▶ [Exercise objective] Go through the records and show each line where the word "sales" occurs.

▶ [The data]

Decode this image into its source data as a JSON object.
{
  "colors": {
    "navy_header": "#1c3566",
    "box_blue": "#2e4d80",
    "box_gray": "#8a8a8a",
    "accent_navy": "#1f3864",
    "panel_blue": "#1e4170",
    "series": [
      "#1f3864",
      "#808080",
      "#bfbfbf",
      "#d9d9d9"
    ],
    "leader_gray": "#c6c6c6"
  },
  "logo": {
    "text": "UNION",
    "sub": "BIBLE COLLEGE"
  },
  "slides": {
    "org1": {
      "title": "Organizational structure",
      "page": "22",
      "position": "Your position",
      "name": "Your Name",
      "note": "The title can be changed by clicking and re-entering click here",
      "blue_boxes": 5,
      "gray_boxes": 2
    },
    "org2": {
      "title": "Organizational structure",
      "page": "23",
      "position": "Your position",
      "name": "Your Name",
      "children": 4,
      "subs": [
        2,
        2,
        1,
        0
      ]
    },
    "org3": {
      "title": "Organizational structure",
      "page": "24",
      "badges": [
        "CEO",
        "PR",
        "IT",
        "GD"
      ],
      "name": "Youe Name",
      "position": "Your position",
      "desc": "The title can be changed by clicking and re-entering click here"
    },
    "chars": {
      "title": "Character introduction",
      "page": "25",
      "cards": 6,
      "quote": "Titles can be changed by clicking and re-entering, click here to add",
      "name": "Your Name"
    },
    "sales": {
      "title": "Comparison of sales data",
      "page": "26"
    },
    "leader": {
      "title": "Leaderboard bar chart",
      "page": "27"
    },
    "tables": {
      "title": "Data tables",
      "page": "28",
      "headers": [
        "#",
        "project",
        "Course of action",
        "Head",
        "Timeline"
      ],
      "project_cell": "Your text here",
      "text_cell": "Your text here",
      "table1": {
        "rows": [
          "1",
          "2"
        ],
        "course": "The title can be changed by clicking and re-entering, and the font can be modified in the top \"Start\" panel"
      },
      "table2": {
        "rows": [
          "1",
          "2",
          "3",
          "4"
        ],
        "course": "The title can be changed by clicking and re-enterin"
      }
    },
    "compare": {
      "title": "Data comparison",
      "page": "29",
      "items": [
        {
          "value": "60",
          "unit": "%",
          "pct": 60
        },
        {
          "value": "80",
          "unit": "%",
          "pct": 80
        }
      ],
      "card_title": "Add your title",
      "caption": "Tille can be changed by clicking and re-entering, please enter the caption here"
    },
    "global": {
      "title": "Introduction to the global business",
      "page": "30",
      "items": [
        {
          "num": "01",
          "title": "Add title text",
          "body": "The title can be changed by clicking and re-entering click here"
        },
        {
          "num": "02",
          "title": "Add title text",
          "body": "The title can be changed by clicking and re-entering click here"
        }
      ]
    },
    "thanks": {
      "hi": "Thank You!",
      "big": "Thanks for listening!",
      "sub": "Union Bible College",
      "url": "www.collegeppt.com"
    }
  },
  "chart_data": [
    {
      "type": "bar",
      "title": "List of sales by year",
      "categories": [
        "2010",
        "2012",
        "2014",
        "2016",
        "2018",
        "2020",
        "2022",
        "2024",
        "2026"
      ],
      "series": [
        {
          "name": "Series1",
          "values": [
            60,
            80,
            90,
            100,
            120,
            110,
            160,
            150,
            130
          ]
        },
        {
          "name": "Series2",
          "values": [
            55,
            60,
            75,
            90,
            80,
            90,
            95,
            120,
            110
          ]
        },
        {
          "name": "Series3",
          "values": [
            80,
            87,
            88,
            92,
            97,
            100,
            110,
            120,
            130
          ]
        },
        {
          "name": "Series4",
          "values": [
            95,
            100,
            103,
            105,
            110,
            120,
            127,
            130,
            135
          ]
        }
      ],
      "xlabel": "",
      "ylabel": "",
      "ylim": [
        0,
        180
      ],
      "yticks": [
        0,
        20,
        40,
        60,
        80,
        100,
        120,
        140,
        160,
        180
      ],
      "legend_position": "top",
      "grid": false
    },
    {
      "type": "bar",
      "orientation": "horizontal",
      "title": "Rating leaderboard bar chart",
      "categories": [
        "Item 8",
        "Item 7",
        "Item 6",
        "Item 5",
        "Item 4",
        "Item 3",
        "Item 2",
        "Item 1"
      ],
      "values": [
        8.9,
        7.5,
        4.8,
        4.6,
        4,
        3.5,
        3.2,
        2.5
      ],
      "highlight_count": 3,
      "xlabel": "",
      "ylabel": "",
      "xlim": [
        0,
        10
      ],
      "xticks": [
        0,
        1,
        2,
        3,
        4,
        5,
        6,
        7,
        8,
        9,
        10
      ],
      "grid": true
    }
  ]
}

▶ [Exercise answer]
    "sales": {
      "title": "Comparison of sales data",
      "title": "List of sales by year",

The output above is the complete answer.